Description of the task =>
Write out all of the lines below, exactly and completely.

Stored items =>
+-------+
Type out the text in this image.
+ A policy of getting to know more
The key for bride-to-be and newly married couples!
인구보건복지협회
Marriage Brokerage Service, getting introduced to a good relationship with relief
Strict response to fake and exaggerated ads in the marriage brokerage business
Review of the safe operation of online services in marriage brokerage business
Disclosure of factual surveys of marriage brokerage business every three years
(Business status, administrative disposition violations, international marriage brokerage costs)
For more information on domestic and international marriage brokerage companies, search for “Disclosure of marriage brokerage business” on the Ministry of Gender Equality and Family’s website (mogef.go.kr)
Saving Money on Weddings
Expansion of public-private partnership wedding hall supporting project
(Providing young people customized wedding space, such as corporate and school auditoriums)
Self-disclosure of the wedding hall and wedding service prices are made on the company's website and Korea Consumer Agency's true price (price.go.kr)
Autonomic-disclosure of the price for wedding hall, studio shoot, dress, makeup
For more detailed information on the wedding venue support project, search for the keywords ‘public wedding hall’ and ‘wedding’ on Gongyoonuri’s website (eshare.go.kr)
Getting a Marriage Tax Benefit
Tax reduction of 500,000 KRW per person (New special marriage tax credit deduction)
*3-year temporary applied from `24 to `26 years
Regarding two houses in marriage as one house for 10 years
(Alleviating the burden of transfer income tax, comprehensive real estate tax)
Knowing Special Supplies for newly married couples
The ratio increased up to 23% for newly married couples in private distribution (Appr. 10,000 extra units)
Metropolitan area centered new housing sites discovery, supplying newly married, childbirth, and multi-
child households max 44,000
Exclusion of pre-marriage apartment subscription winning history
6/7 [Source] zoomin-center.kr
+-------+
Result of the task =>
Type out the text in this image.
+ A policy of getting to know more
The key for bride-to-be and newly married couples!
인구보건복지협회
Marriage Brokerage Service, getting introduced to a good relationship with relief
Strict response to fake and exaggerated ads in the marriage brokerage business
Review of the safe operation of online services in marriage brokerage business
Disclosure of factual surveys of marriage brokerage business every three years
(Business status, administrative disposition violations, international marriage brokerage costs)
For more information on domestic and international marriage brokerage companies, search for “Disclosure of marriage brokerage business” on the Ministry of Gender Equality and Family’s website (mogef.go.kr)
Saving Money on Weddings
Expansion of public-private partnership wedding hall supporting project
(Providing young people customized wedding space, such as corporate and school auditoriums)
Self-disclosure of the wedding hall and wedding service prices are made on the company's website and Korea Consumer Agency's true price (price.go.kr)
Autonomic-disclosure of the price for wedding hall, studio shoot, dress, makeup
For more detailed information on the wedding venue support project, search for the keywords ‘public wedding hall’ and ‘wedding’ on Gongyoonuri’s website (eshare.go.kr)
Getting a Marriage Tax Benefit
Tax reduction of 500,000 KRW per person (New special marriage tax credit deduction)
*3-year temporary applied from `24 to `26 years
Regarding two houses in marriage as one house for 10 years
(Alleviating the burden of transfer income tax, comprehensive real estate tax)
Knowing Special Supplies for newly married couples
The ratio increased up to 23% for newly married couples in private distribution (Appr. 10,000 extra units)
Metropolitan area centered new housing sites discovery, supplying newly married, childbirth, and multi-
child households max 44,000
Exclusion of pre-marriage apartment subscription winning history
6/7 [Source] zoomin-center.kr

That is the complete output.